** Task description **
Keep only the lines of the data below that contain "локација", and copy them.

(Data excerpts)
* BEGIN *

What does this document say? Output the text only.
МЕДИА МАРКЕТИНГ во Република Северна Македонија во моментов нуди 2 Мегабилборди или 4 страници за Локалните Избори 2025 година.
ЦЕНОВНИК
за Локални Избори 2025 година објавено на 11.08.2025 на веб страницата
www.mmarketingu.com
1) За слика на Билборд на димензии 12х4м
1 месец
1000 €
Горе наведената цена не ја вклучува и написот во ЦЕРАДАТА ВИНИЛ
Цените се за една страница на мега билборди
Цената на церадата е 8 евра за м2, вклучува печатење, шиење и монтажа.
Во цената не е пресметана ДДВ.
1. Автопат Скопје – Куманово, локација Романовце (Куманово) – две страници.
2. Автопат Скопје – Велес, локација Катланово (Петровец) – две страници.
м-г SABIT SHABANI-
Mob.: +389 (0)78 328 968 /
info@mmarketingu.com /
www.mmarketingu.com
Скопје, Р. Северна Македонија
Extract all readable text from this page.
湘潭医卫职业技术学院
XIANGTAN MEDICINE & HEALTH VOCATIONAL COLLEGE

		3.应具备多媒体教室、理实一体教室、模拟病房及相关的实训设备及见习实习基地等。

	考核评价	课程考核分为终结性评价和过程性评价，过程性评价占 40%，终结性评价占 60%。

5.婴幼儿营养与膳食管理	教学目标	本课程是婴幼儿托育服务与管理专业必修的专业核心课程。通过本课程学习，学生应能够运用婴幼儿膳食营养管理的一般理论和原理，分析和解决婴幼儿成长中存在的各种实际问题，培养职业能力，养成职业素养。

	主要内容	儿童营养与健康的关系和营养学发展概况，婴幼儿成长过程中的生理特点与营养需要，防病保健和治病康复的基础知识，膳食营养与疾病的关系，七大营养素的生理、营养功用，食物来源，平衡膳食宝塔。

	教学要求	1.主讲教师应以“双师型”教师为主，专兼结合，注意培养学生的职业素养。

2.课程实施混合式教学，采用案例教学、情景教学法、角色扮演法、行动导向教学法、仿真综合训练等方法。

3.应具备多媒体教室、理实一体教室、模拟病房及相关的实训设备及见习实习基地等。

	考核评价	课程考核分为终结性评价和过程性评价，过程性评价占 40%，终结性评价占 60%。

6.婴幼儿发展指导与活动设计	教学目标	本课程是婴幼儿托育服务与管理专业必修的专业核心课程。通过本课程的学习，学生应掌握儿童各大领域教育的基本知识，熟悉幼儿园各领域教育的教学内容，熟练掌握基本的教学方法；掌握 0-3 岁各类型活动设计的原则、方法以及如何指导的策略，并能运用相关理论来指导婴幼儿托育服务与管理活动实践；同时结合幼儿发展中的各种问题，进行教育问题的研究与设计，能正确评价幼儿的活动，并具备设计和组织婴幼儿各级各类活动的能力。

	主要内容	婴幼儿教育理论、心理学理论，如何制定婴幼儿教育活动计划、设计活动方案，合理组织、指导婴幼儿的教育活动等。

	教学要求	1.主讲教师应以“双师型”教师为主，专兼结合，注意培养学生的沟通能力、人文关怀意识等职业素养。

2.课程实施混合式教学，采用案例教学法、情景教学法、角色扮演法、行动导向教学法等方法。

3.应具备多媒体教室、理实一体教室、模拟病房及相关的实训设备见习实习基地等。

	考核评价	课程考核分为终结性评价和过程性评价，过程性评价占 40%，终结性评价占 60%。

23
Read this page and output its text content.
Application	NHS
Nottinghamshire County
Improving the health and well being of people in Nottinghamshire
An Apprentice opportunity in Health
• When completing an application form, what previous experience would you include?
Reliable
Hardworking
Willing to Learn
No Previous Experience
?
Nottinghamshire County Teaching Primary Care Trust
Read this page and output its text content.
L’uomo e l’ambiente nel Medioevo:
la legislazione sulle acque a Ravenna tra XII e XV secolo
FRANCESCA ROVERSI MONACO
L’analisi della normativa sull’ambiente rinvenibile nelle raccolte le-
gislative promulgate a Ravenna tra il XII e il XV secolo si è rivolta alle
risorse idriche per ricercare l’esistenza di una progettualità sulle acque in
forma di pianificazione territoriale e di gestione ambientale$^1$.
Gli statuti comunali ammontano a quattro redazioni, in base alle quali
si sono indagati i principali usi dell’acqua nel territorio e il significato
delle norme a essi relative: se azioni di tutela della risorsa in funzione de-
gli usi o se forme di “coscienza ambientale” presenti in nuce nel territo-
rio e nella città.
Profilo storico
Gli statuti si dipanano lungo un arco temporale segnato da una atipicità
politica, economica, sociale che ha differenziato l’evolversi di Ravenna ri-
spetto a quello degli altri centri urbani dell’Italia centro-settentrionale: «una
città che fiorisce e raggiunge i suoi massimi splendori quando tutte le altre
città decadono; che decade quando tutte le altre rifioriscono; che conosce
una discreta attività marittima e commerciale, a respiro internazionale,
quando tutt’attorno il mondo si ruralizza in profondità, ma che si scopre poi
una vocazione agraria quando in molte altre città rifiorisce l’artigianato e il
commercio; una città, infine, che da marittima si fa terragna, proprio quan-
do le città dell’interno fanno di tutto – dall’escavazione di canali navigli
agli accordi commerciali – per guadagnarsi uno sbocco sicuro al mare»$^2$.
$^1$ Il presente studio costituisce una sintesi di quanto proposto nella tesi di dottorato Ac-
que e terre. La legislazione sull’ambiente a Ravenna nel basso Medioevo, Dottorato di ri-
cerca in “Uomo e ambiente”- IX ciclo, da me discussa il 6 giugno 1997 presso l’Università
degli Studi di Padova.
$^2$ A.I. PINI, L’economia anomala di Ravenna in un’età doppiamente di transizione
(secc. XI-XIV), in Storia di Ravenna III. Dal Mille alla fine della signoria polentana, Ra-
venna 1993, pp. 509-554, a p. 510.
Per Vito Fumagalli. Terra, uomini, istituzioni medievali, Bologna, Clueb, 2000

* END *

** Response **
1. Автопат Скопје – Куманово, локација Романовце (Куманово) – две страници.
2. Автопат Скопје – Велес, локација Катланово (Петровец) – две страници.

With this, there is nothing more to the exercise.